抜粋した文章
:::::
撮影のためにパリ全域を借り切ったような、
そこにある意味、
戦闘シーンを上廻る大作イメージが
溢れているように思われた。

ところで、この作品もパリ賛歌の映画
なのかと思わせられる。
これまでも、
古くは「巴里の空の下セーヌは流れる」や
近年では、ウディ・アレンの
「ミッド・ナイト・イン・パリ」等、
たくさんのパリ賛歌の映画作品があったが、
この作品でも、映し撮られるパリの街並みや
有名な建物は元より、
さりげない観光案内的描写もあり、
更にはアメリカ兵やドイツ人将校の語り
等々から、
そんな雰囲気がプンプンと匂ってくる、
正にパリ賛歌の作品に感じた。

ただ、解放の高揚感を観客に感じさせる
という意味では、
ルネ・クレマン監督が
ドキュメンタリーフィルムを用いたのに
対し、
同じく支配勢力からの解放を描いた
「アルジェの戦い」では、
アルジェ市民総出演と思われる演出そのもの
で高揚感を感じさせた差が
翌年のキネマ旬報ベストワンに選ばれた理由
の一つでもあったろうと想像もした。
:::::
やること
[1] この映画評で、筆者がこの作品を「正にパリ賛歌の作品」だと感じたのはなぜか。映画評に書かれている理由を一〜三文で説明しなさい。
[2] この映画評のうち、「ただ、解放の高揚感を観客に感じさせる」という語句を含む箇所で始まり「の一つでもあったろうと想像もした。」で終わる部分を、一字も変えずに書き写しなさい。
データの行はここでは使わない。

利用できるデータ
:::::
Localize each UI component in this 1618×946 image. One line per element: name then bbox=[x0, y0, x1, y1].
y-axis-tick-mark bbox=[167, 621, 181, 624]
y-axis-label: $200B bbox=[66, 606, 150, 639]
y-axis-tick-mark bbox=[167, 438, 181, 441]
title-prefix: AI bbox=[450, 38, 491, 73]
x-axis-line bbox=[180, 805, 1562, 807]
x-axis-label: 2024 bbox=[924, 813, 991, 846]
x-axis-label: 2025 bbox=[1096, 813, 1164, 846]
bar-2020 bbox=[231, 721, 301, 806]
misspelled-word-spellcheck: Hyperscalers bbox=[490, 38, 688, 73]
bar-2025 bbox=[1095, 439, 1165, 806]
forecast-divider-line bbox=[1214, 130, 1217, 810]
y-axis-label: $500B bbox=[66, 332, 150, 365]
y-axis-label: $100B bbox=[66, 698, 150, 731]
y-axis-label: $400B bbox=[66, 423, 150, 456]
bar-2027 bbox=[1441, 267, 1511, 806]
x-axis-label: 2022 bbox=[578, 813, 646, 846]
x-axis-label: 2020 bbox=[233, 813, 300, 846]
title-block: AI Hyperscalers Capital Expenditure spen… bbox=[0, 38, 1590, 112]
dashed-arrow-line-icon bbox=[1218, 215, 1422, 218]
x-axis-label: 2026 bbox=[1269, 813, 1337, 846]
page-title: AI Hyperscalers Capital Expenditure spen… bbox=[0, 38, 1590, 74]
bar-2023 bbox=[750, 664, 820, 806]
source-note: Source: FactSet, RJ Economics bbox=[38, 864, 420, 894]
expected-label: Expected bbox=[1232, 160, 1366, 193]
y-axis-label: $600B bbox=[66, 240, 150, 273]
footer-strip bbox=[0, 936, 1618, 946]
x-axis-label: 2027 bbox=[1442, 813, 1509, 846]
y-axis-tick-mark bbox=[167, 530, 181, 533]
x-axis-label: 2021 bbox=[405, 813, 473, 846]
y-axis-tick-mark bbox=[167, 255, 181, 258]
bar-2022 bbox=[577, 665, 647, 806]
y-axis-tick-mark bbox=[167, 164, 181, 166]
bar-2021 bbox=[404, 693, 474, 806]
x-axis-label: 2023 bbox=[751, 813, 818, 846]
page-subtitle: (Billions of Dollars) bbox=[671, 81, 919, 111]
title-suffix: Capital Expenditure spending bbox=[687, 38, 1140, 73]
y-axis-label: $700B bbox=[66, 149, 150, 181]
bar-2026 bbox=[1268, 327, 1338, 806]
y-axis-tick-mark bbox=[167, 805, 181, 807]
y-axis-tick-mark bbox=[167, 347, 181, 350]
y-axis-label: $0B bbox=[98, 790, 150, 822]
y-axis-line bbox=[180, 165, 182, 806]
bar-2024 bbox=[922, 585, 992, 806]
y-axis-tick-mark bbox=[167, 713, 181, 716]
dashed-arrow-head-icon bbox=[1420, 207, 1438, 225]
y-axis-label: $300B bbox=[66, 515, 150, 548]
:::::
解答一覧
[1] 映し撮られるパリの街並みや有名な建物はもちろん、さりげない観光案内的な描写もあるからである。さらにアメリカ兵やドイツ人将校の語りなどからも、パリ賛歌の雰囲気が強く匂ってくるからである。

[2]
ただ、解放の高揚感を観客に感じさせる
という意味では、
ルネ・クレマン監督が
ドキュメンタリーフィルムを用いたのに
対し、
同じく支配勢力からの解放を描いた
「アルジェの戦い」では、
アルジェ市民総出演と思われる演出そのもの
で高揚感を感じさせた差が
翌年のキネマ旬報ベストワンに選ばれた理由
の一つでもあったろうと想像もした。